◆ PROBLEM TO WORK ON:
Output all of the data below exactly as given.
***
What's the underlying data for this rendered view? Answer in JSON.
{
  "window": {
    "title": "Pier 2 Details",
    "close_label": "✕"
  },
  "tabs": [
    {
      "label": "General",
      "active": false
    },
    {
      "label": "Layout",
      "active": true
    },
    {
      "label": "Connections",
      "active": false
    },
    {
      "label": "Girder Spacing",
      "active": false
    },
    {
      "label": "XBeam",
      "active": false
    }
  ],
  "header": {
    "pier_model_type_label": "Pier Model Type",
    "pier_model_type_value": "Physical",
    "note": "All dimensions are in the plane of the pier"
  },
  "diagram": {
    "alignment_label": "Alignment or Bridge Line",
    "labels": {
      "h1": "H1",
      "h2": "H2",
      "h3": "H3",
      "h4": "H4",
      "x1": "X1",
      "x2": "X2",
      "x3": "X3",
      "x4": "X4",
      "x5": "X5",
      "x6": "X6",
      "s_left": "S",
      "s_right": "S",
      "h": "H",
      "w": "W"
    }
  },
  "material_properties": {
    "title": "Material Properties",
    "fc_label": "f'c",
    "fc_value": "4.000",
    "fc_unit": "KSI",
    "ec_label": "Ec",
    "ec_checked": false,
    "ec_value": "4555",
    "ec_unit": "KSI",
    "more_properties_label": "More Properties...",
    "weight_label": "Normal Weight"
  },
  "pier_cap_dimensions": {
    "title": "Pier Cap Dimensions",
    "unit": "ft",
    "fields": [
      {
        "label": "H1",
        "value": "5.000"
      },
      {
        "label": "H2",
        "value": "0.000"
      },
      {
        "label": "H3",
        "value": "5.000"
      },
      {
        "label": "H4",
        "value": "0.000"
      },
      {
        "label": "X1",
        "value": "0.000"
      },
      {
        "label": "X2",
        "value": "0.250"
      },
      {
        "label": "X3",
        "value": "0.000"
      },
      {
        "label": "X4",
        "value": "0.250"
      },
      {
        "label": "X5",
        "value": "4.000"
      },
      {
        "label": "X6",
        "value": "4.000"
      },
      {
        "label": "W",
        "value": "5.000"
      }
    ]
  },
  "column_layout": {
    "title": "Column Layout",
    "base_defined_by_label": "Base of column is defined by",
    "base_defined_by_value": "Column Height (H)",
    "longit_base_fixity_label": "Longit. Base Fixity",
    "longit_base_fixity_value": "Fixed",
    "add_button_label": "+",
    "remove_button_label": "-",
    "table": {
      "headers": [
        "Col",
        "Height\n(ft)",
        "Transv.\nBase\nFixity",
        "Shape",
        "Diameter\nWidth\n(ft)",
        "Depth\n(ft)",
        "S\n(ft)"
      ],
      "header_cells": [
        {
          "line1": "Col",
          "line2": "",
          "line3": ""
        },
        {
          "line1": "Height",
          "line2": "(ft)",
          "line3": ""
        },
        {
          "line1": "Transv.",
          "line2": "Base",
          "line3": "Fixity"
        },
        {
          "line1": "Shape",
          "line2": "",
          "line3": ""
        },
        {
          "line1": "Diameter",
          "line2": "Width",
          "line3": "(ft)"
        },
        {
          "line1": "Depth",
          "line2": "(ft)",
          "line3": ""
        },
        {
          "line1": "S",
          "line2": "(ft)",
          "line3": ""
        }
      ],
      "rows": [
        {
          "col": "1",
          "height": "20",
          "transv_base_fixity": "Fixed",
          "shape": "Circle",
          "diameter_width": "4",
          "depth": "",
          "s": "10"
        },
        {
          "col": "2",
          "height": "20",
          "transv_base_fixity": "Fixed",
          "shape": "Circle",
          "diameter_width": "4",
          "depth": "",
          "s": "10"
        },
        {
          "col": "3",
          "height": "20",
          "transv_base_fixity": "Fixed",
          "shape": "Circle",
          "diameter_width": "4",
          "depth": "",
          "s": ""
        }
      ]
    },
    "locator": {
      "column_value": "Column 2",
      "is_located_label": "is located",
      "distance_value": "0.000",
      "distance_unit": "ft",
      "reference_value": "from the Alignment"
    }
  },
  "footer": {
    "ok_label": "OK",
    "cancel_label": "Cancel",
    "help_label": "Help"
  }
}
***
◆ RESULT OF THIS EXERCISE:
What's the underlying data for this rendered view? Answer in JSON.
{
  "window": {
    "title": "Pier 2 Details",
    "close_label": "✕"
  },
  "tabs": [
    {
      "label": "General",
      "active": false
    },
    {
      "label": "Layout",
      "active": true
    },
    {
      "label": "Connections",
      "active": false
    },
    {
      "label": "Girder Spacing",
      "active": false
    },
    {
      "label": "XBeam",
      "active": false
    }
  ],
  "header": {
    "pier_model_type_label": "Pier Model Type",
    "pier_model_type_value": "Physical",
    "note": "All dimensions are in the plane of the pier"
  },
  "diagram": {
    "alignment_label": "Alignment or Bridge Line",
    "labels": {
      "h1": "H1",
      "h2": "H2",
      "h3": "H3",
      "h4": "H4",
      "x1": "X1",
      "x2": "X2",
      "x3": "X3",
      "x4": "X4",
      "x5": "X5",
      "x6": "X6",
      "s_left": "S",
      "s_right": "S",
      "h": "H",
      "w": "W"
    }
  },
  "material_properties": {
    "title": "Material Properties",
    "fc_label": "f'c",
    "fc_value": "4.000",
    "fc_unit": "KSI",
    "ec_label": "Ec",
    "ec_checked": false,
    "ec_value": "4555",
    "ec_unit": "KSI",
    "more_properties_label": "More Properties...",
    "weight_label": "Normal Weight"
  },
  "pier_cap_dimensions": {
    "title": "Pier Cap Dimensions",
    "unit": "ft",
    "fields": [
      {
        "label": "H1",
        "value": "5.000"
      },
      {
        "label": "H2",
        "value": "0.000"
      },
      {
        "label": "H3",
        "value": "5.000"
      },
      {
        "label": "H4",
        "value": "0.000"
      },
      {
        "label": "X1",
        "value": "0.000"
      },
      {
        "label": "X2",
        "value": "0.250"
      },
      {
        "label": "X3",
        "value": "0.000"
      },
      {
        "label": "X4",
        "value": "0.250"
      },
      {
        "label": "X5",
        "value": "4.000"
      },
      {
        "label": "X6",
        "value": "4.000"
      },
      {
        "label": "W",
        "value": "5.000"
      }
    ]
  },
  "column_layout": {
    "title": "Column Layout",
    "base_defined_by_label": "Base of column is defined by",
    "base_defined_by_value": "Column Height (H)",
    "longit_base_fixity_label": "Longit. Base Fixity",
    "longit_base_fixity_value": "Fixed",
    "add_button_label": "+",
    "remove_button_label": "-",
    "table": {
      "headers": [
        "Col",
        "Height\n(ft)",
        "Transv.\nBase\nFixity",
        "Shape",
        "Diameter\nWidth\n(ft)",
        "Depth\n(ft)",
        "S\n(ft)"
      ],
      "header_cells": [
        {
          "line1": "Col",
          "line2": "",
          "line3": ""
        },
        {
          "line1": "Height",
          "line2": "(ft)",
          "line3": ""
        },
        {
          "line1": "Transv.",
          "line2": "Base",
          "line3": "Fixity"
        },
        {
          "line1": "Shape",
          "line2": "",
          "line3": ""
        },
        {
          "line1": "Diameter",
          "line2": "Width",
          "line3": "(ft)"
        },
        {
          "line1": "Depth",
          "line2": "(ft)",
          "line3": ""
        },
        {
          "line1": "S",
          "line2": "(ft)",
          "line3": ""
        }
      ],
      "rows": [
        {
          "col": "1",
          "height": "20",
          "transv_base_fixity": "Fixed",
          "shape": "Circle",
          "diameter_width": "4",
          "depth": "",
          "s": "10"
        },
        {
          "col": "2",
          "height": "20",
          "transv_base_fixity": "Fixed",
          "shape": "Circle",
          "diameter_width": "4",
          "depth": "",
          "s": "10"
        },
        {
          "col": "3",
          "height": "20",
          "transv_base_fixity": "Fixed",
          "shape": "Circle",
          "diameter_width": "4",
          "depth": "",
          "s": ""
        }
      ]
    },
    "locator": {
      "column_value": "Column 2",
      "is_located_label": "is located",
      "distance_value": "0.000",
      "distance_unit": "ft",
      "reference_value": "from the Alignment"
    }
  },
  "footer": {
    "ok_label": "OK",
    "cancel_label": "Cancel",
    "help_label": "Help"
  }
}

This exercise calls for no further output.